Exercise input
────────────────────────────────────────
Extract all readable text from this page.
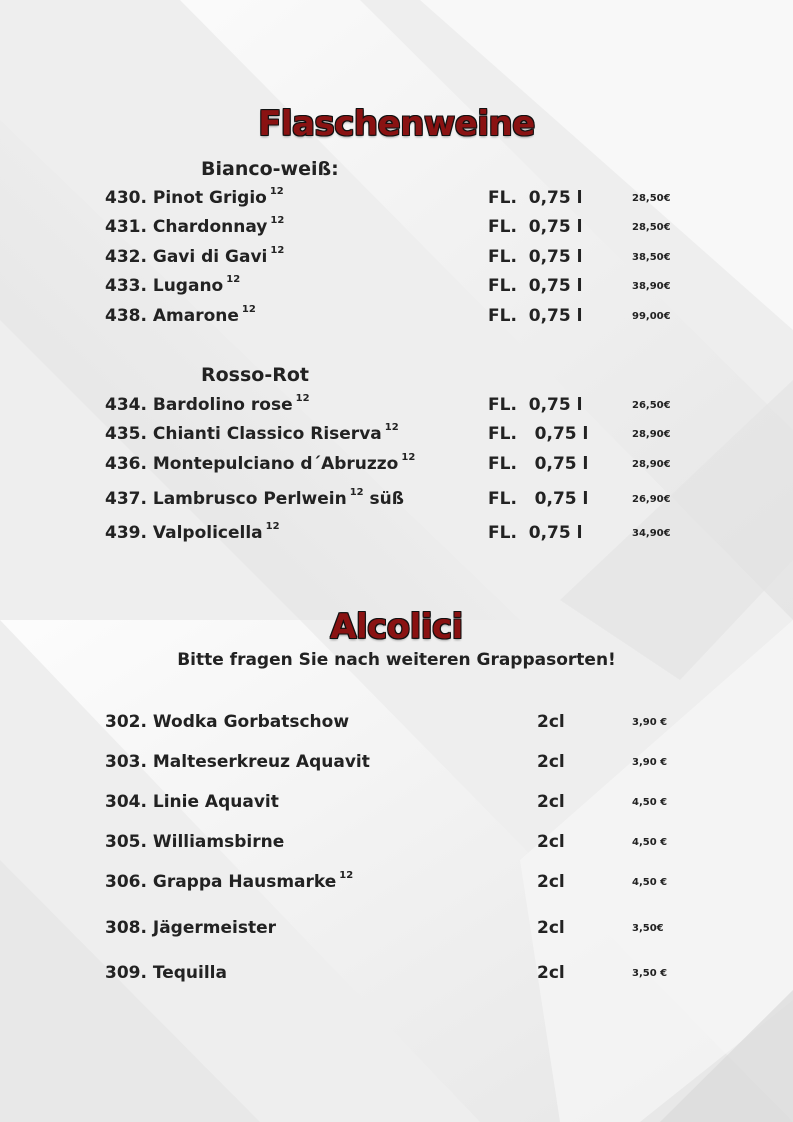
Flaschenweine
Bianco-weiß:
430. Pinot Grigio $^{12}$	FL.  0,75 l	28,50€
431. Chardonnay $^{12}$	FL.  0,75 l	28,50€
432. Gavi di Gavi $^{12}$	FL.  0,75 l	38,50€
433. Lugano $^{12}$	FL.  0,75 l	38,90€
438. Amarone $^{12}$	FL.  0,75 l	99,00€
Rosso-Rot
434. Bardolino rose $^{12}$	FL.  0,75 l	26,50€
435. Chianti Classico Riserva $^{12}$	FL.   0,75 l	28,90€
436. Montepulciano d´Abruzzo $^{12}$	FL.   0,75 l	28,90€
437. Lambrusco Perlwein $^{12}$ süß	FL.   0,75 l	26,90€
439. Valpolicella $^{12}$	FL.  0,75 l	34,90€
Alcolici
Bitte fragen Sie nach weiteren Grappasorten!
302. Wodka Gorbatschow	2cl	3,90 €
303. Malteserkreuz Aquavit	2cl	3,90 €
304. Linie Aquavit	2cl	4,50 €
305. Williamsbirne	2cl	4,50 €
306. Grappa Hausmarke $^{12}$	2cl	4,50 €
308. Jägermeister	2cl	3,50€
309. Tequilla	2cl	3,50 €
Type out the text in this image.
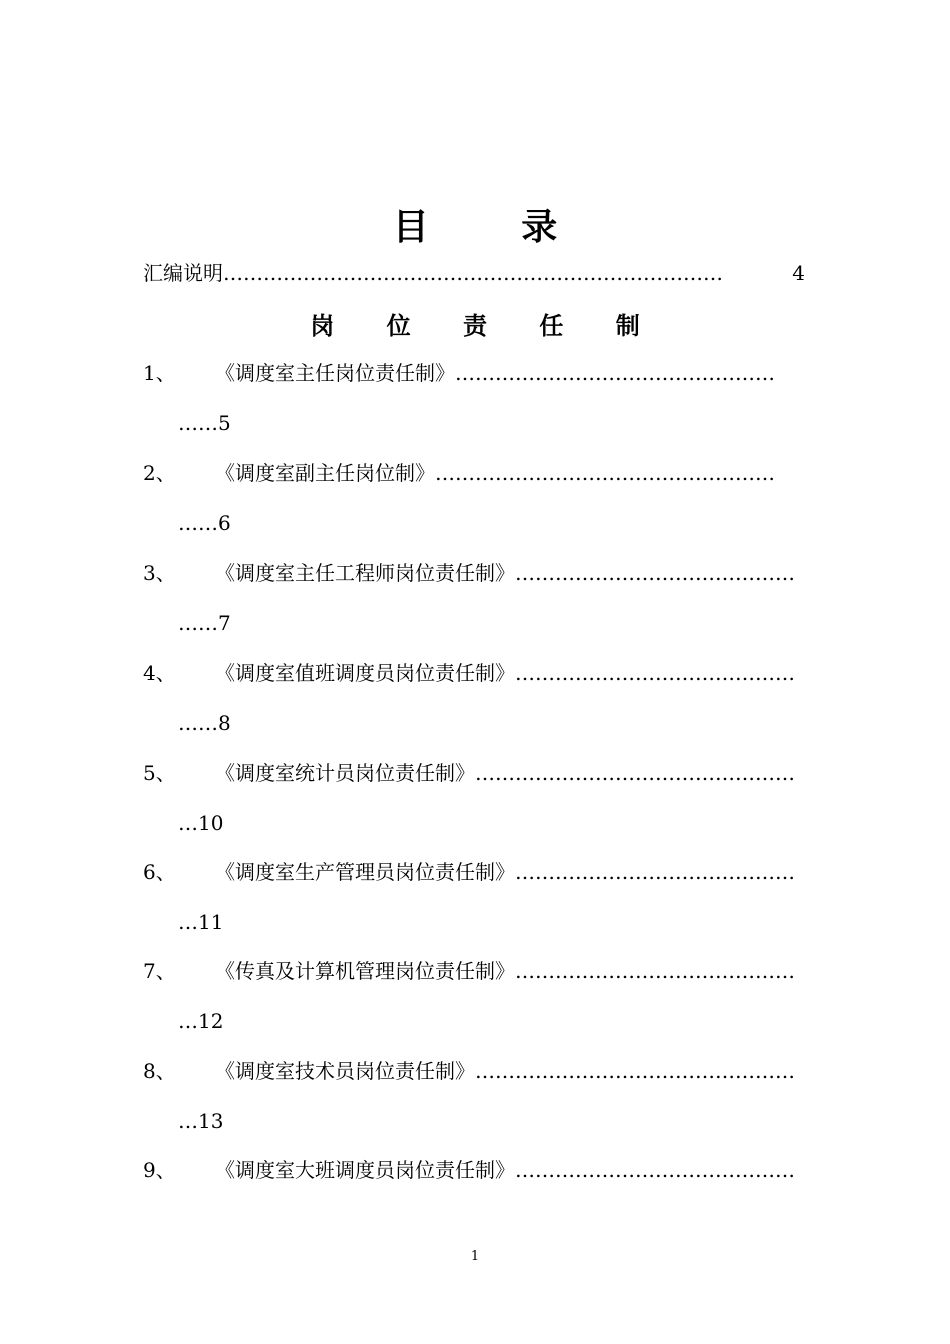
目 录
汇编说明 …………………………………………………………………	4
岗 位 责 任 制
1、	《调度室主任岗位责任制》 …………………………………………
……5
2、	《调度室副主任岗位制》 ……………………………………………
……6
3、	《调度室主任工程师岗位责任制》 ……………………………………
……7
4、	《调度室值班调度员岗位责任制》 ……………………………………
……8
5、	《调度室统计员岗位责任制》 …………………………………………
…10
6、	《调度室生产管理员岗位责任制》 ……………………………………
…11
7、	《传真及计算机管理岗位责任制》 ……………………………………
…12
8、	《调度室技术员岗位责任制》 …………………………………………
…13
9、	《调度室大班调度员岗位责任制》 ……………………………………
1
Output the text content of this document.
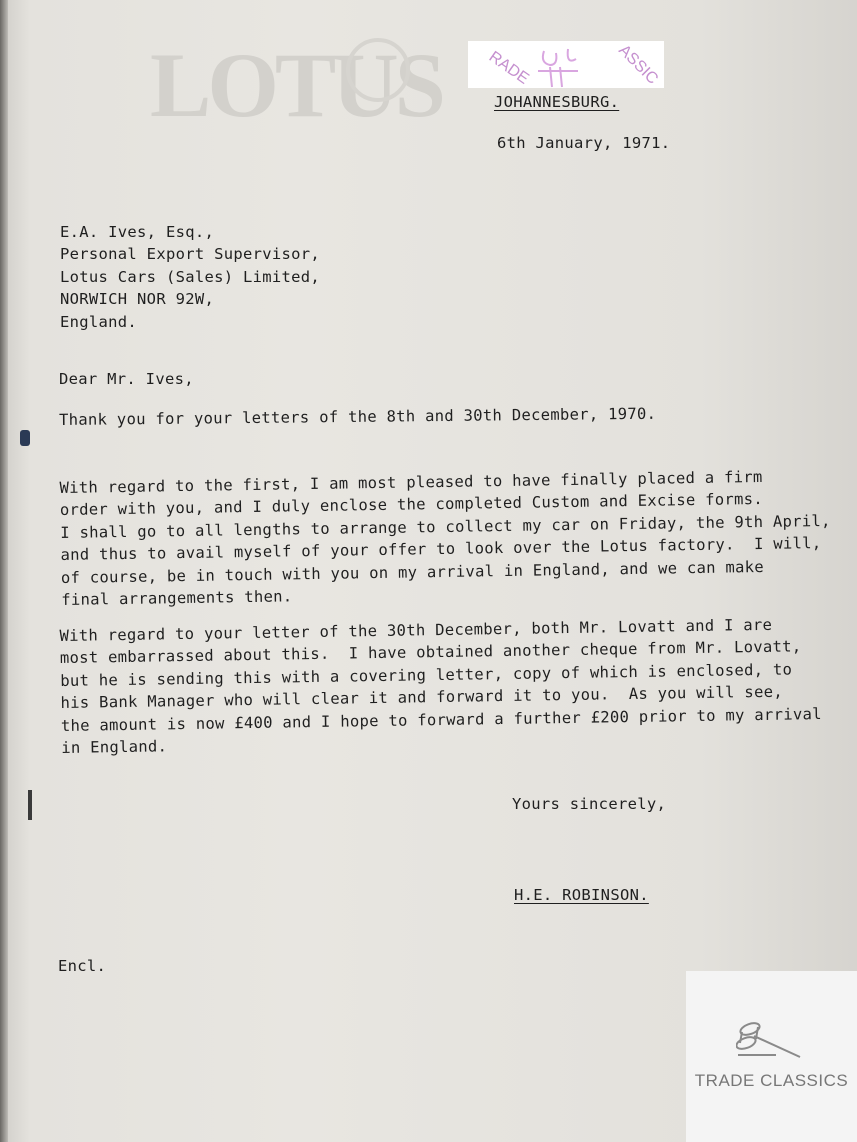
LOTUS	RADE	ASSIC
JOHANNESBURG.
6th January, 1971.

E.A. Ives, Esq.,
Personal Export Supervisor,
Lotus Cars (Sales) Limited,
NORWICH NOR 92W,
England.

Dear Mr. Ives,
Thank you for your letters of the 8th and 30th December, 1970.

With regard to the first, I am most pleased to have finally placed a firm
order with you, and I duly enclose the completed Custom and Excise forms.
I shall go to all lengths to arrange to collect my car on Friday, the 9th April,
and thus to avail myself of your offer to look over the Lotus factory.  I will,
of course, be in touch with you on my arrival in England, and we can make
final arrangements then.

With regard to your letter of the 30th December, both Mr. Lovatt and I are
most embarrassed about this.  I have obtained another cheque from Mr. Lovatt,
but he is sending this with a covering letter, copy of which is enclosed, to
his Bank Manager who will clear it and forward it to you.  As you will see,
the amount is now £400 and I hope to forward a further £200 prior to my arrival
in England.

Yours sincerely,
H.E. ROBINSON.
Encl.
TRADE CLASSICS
────────────────────────────────────────
Task prompt
In your copy of the listing above, reproduce each line exactly and omit all pictures.

The reply
Extract all readable text from this page.
Flaschenweine
Bianco-weiß:
430. Pinot Grigio $^{12}$	FL.  0,75 l	28,50€
431. Chardonnay $^{12}$	FL.  0,75 l	28,50€
432. Gavi di Gavi $^{12}$	FL.  0,75 l	38,50€
433. Lugano $^{12}$	FL.  0,75 l	38,90€
438. Amarone $^{12}$	FL.  0,75 l	99,00€
Rosso-Rot
434. Bardolino rose $^{12}$	FL.  0,75 l	26,50€
435. Chianti Classico Riserva $^{12}$	FL.   0,75 l	28,90€
436. Montepulciano d´Abruzzo $^{12}$	FL.   0,75 l	28,90€
437. Lambrusco Perlwein $^{12}$ süß	FL.   0,75 l	26,90€
439. Valpolicella $^{12}$	FL.  0,75 l	34,90€
Alcolici
Bitte fragen Sie nach weiteren Grappasorten!
302. Wodka Gorbatschow	2cl	3,90 €
303. Malteserkreuz Aquavit	2cl	3,90 €
304. Linie Aquavit	2cl	4,50 €
305. Williamsbirne	2cl	4,50 €
306. Grappa Hausmarke $^{12}$	2cl	4,50 €
308. Jägermeister	2cl	3,50€
309. Tequilla	2cl	3,50 €
Type out the text in this image.
目 录
汇编说明 …………………………………………………………………	4
岗 位 责 任 制
1、	《调度室主任岗位责任制》 …………………………………………
……5
2、	《调度室副主任岗位制》 ……………………………………………
……6
3、	《调度室主任工程师岗位责任制》 ……………………………………
……7
4、	《调度室值班调度员岗位责任制》 ……………………………………
……8
5、	《调度室统计员岗位责任制》 …………………………………………
…10
6、	《调度室生产管理员岗位责任制》 ……………………………………
…11
7、	《传真及计算机管理岗位责任制》 ……………………………………
…12
8、	《调度室技术员岗位责任制》 …………………………………………
…13
9、	《调度室大班调度员岗位责任制》 ……………………………………
1
Output the text content of this document.
LOTUS	RADE	ASSIC
JOHANNESBURG.
6th January, 1971.

E.A. Ives, Esq.,
Personal Export Supervisor,
Lotus Cars (Sales) Limited,
NORWICH NOR 92W,
England.

Dear Mr. Ives,
Thank you for your letters of the 8th and 30th December, 1970.

With regard to the first, I am most pleased to have finally placed a firm
order with you, and I duly enclose the completed Custom and Excise forms.
I shall go to all lengths to arrange to collect my car on Friday, the 9th April,
and thus to avail myself of your offer to look over the Lotus factory.  I will,
of course, be in touch with you on my arrival in England, and we can make
final arrangements then.

With regard to your letter of the 30th December, both Mr. Lovatt and I are
most embarrassed about this.  I have obtained another cheque from Mr. Lovatt,
but he is sending this with a covering letter, copy of which is enclosed, to
his Bank Manager who will clear it and forward it to you.  As you will see,
the amount is now £400 and I hope to forward a further £200 prior to my arrival
in England.

Yours sincerely,
H.E. ROBINSON.
Encl.
TRADE CLASSICS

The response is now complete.